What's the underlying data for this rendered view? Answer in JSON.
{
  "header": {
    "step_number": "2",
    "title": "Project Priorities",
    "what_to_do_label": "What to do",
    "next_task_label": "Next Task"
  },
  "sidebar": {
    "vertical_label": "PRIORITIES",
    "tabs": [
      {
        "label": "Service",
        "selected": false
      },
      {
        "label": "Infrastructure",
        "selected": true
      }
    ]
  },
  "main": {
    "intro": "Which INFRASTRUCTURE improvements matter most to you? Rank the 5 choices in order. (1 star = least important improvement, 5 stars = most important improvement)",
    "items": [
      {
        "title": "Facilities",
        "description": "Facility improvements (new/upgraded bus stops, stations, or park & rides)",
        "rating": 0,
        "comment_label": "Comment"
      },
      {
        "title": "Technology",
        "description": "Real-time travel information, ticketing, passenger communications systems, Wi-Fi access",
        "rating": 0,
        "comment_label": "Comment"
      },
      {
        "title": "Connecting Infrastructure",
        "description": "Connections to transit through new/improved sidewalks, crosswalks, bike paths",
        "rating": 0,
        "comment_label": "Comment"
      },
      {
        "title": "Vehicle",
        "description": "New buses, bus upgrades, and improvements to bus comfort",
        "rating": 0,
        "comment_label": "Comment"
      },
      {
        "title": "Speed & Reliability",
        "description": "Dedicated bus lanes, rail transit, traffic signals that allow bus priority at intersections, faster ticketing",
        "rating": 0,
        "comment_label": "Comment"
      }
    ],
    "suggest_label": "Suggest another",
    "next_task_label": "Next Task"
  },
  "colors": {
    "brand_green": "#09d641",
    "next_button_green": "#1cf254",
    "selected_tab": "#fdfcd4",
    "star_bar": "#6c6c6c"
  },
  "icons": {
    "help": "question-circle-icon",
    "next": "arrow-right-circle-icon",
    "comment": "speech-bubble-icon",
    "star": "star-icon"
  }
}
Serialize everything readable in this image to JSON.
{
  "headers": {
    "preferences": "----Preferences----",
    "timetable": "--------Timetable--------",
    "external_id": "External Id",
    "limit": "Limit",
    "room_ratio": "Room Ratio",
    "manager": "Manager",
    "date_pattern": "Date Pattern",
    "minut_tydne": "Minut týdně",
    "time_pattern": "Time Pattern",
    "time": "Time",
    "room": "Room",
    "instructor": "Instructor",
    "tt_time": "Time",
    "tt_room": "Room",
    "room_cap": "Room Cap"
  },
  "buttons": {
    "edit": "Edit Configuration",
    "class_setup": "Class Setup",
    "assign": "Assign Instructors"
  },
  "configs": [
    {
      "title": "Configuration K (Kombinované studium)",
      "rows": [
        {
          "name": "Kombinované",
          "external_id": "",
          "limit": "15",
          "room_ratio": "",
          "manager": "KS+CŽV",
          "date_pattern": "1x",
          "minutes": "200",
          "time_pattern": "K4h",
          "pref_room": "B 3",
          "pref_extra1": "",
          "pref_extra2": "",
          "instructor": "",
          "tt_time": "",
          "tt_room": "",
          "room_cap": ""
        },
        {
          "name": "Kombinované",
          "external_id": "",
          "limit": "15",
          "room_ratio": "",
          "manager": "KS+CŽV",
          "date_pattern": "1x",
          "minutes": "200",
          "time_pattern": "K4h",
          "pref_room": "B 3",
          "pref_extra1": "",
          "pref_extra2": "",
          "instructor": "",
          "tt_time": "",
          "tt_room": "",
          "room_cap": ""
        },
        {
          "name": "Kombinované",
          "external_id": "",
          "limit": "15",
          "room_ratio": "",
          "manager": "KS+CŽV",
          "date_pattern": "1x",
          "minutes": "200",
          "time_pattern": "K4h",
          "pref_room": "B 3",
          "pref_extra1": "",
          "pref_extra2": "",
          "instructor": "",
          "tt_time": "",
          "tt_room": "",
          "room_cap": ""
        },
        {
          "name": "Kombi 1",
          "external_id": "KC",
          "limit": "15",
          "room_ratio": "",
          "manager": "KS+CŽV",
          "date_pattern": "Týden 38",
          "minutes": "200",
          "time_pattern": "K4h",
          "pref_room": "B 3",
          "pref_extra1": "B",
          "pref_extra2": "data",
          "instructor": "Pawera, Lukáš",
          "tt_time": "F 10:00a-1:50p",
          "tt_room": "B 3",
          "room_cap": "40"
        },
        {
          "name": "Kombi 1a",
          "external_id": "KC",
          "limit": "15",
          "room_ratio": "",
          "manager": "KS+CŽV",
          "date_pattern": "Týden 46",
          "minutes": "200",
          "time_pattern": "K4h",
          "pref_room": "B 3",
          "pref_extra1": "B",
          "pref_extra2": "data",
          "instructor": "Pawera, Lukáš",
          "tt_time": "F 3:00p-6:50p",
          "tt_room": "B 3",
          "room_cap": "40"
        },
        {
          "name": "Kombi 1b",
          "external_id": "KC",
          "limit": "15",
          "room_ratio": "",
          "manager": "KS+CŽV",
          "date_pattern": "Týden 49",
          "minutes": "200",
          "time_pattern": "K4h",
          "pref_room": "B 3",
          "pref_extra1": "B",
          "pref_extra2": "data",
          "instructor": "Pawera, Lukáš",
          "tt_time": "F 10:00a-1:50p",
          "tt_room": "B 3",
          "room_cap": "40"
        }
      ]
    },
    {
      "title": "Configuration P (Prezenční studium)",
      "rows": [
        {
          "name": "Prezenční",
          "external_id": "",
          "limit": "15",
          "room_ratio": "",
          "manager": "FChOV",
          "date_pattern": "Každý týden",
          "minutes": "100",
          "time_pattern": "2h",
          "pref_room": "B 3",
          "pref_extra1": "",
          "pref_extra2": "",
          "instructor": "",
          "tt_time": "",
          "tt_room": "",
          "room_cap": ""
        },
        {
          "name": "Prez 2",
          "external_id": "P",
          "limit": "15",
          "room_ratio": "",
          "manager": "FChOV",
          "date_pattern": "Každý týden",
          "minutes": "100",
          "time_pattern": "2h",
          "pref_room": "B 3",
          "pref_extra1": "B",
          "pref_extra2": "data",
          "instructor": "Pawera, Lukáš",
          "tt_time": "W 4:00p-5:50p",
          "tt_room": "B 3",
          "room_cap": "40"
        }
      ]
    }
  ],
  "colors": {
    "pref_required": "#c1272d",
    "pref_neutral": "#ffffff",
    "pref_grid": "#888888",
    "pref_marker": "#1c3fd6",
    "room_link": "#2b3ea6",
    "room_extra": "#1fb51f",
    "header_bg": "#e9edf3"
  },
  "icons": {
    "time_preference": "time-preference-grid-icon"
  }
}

■ What this task involves:
Can you give every line above again, exactly as written?

■ Exercise output:
What's the underlying data for this rendered view? Answer in JSON.
{
  "header": {
    "step_number": "2",
    "title": "Project Priorities",
    "what_to_do_label": "What to do",
    "next_task_label": "Next Task"
  },
  "sidebar": {
    "vertical_label": "PRIORITIES",
    "tabs": [
      {
        "label": "Service",
        "selected": false
      },
      {
        "label": "Infrastructure",
        "selected": true
      }
    ]
  },
  "main": {
    "intro": "Which INFRASTRUCTURE improvements matter most to you? Rank the 5 choices in order. (1 star = least important improvement, 5 stars = most important improvement)",
    "items": [
      {
        "title": "Facilities",
        "description": "Facility improvements (new/upgraded bus stops, stations, or park & rides)",
        "rating": 0,
        "comment_label": "Comment"
      },
      {
        "title": "Technology",
        "description": "Real-time travel information, ticketing, passenger communications systems, Wi-Fi access",
        "rating": 0,
        "comment_label": "Comment"
      },
      {
        "title": "Connecting Infrastructure",
        "description": "Connections to transit through new/improved sidewalks, crosswalks, bike paths",
        "rating": 0,
        "comment_label": "Comment"
      },
      {
        "title": "Vehicle",
        "description": "New buses, bus upgrades, and improvements to bus comfort",
        "rating": 0,
        "comment_label": "Comment"
      },
      {
        "title": "Speed & Reliability",
        "description": "Dedicated bus lanes, rail transit, traffic signals that allow bus priority at intersections, faster ticketing",
        "rating": 0,
        "comment_label": "Comment"
      }
    ],
    "suggest_label": "Suggest another",
    "next_task_label": "Next Task"
  },
  "colors": {
    "brand_green": "#09d641",
    "next_button_green": "#1cf254",
    "selected_tab": "#fdfcd4",
    "star_bar": "#6c6c6c"
  },
  "icons": {
    "help": "question-circle-icon",
    "next": "arrow-right-circle-icon",
    "comment": "speech-bubble-icon",
    "star": "star-icon"
  }
}
Serialize everything readable in this image to JSON.
{
  "headers": {
    "preferences": "----Preferences----",
    "timetable": "--------Timetable--------",
    "external_id": "External Id",
    "limit": "Limit",
    "room_ratio": "Room Ratio",
    "manager": "Manager",
    "date_pattern": "Date Pattern",
    "minut_tydne": "Minut týdně",
    "time_pattern": "Time Pattern",
    "time": "Time",
    "room": "Room",
    "instructor": "Instructor",
    "tt_time": "Time",
    "tt_room": "Room",
    "room_cap": "Room Cap"
  },
  "buttons": {
    "edit": "Edit Configuration",
    "class_setup": "Class Setup",
    "assign": "Assign Instructors"
  },
  "configs": [
    {
      "title": "Configuration K (Kombinované studium)",
      "rows": [
        {
          "name": "Kombinované",
          "external_id": "",
          "limit": "15",
          "room_ratio": "",
          "manager": "KS+CŽV",
          "date_pattern": "1x",
          "minutes": "200",
          "time_pattern": "K4h",
          "pref_room": "B 3",
          "pref_extra1": "",
          "pref_extra2": "",
          "instructor": "",
          "tt_time": "",
          "tt_room": "",
          "room_cap": ""
        },
        {
          "name": "Kombinované",
          "external_id": "",
          "limit": "15",
          "room_ratio": "",
          "manager": "KS+CŽV",
          "date_pattern": "1x",
          "minutes": "200",
          "time_pattern": "K4h",
          "pref_room": "B 3",
          "pref_extra1": "",
          "pref_extra2": "",
          "instructor": "",
          "tt_time": "",
          "tt_room": "",
          "room_cap": ""
        },
        {
          "name": "Kombinované",
          "external_id": "",
          "limit": "15",
          "room_ratio": "",
          "manager": "KS+CŽV",
          "date_pattern": "1x",
          "minutes": "200",
          "time_pattern": "K4h",
          "pref_room": "B 3",
          "pref_extra1": "",
          "pref_extra2": "",
          "instructor": "",
          "tt_time": "",
          "tt_room": "",
          "room_cap": ""
        },
        {
          "name": "Kombi 1",
          "external_id": "KC",
          "limit": "15",
          "room_ratio": "",
          "manager": "KS+CŽV",
          "date_pattern": "Týden 38",
          "minutes": "200",
          "time_pattern": "K4h",
          "pref_room": "B 3",
          "pref_extra1": "B",
          "pref_extra2": "data",
          "instructor": "Pawera, Lukáš",
          "tt_time": "F 10:00a-1:50p",
          "tt_room": "B 3",
          "room_cap": "40"
        },
        {
          "name": "Kombi 1a",
          "external_id": "KC",
          "limit": "15",
          "room_ratio": "",
          "manager": "KS+CŽV",
          "date_pattern": "Týden 46",
          "minutes": "200",
          "time_pattern": "K4h",
          "pref_room": "B 3",
          "pref_extra1": "B",
          "pref_extra2": "data",
          "instructor": "Pawera, Lukáš",
          "tt_time": "F 3:00p-6:50p",
          "tt_room": "B 3",
          "room_cap": "40"
        },
        {
          "name": "Kombi 1b",
          "external_id": "KC",
          "limit": "15",
          "room_ratio": "",
          "manager": "KS+CŽV",
          "date_pattern": "Týden 49",
          "minutes": "200",
          "time_pattern": "K4h",
          "pref_room": "B 3",
          "pref_extra1": "B",
          "pref_extra2": "data",
          "instructor": "Pawera, Lukáš",
          "tt_time": "F 10:00a-1:50p",
          "tt_room": "B 3",
          "room_cap": "40"
        }
      ]
    },
    {
      "title": "Configuration P (Prezenční studium)",
      "rows": [
        {
          "name": "Prezenční",
          "external_id": "",
          "limit": "15",
          "room_ratio": "",
          "manager": "FChOV",
          "date_pattern": "Každý týden",
          "minutes": "100",
          "time_pattern": "2h",
          "pref_room": "B 3",
          "pref_extra1": "",
          "pref_extra2": "",
          "instructor": "",
          "tt_time": "",
          "tt_room": "",
          "room_cap": ""
        },
        {
          "name": "Prez 2",
          "external_id": "P",
          "limit": "15",
          "room_ratio": "",
          "manager": "FChOV",
          "date_pattern": "Každý týden",
          "minutes": "100",
          "time_pattern": "2h",
          "pref_room": "B 3",
          "pref_extra1": "B",
          "pref_extra2": "data",
          "instructor": "Pawera, Lukáš",
          "tt_time": "W 4:00p-5:50p",
          "tt_room": "B 3",
          "room_cap": "40"
        }
      ]
    }
  ],
  "colors": {
    "pref_required": "#c1272d",
    "pref_neutral": "#ffffff",
    "pref_grid": "#888888",
    "pref_marker": "#1c3fd6",
    "room_link": "#2b3ea6",
    "room_extra": "#1fb51f",
    "header_bg": "#e9edf3"
  },
  "icons": {
    "time_preference": "time-preference-grid-icon"
  }
}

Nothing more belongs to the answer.